- _TASK DIRECTIONS_
Single out each line with the word "journey" and copy it.
======== DATA FOR THIS EXERCISE ========
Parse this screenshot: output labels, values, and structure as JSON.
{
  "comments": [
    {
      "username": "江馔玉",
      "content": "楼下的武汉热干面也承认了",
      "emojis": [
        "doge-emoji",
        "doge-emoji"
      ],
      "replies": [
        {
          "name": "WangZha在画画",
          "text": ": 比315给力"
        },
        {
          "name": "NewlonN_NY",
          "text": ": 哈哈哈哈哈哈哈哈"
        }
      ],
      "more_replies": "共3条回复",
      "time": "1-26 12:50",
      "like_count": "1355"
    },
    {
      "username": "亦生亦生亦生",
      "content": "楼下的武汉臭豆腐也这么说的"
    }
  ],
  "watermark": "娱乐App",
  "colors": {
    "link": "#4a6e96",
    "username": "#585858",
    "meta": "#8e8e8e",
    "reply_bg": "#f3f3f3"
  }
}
========
======== DATA FOR THIS EXERCISE ========
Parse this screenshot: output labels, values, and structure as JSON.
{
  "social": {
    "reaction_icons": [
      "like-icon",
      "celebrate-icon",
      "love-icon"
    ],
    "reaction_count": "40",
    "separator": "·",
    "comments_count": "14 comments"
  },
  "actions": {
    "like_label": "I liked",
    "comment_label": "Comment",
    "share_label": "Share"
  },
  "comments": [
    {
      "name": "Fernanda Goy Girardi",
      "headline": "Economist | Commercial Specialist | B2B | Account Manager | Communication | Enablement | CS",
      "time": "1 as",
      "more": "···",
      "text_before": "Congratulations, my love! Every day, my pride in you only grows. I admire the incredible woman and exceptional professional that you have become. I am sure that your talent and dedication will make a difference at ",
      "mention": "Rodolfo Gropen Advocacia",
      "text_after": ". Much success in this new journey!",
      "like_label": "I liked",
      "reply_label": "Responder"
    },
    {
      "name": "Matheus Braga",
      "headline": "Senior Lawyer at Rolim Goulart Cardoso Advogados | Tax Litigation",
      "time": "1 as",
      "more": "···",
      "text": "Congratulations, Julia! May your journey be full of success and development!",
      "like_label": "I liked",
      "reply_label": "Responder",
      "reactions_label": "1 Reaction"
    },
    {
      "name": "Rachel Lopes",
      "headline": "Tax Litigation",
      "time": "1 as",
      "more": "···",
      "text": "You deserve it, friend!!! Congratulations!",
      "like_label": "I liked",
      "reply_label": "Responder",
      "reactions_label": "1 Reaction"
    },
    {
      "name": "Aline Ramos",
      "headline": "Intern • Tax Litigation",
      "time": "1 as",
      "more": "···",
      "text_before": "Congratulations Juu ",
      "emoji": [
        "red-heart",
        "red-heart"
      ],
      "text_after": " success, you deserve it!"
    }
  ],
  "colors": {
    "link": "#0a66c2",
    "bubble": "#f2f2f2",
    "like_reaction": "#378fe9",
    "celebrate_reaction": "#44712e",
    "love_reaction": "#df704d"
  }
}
========
- _EXERCISE OUTPUT_
      "text_after": ". Much success in this new journey!",
      "text": "Congratulations, Julia! May your journey be full of success and development!",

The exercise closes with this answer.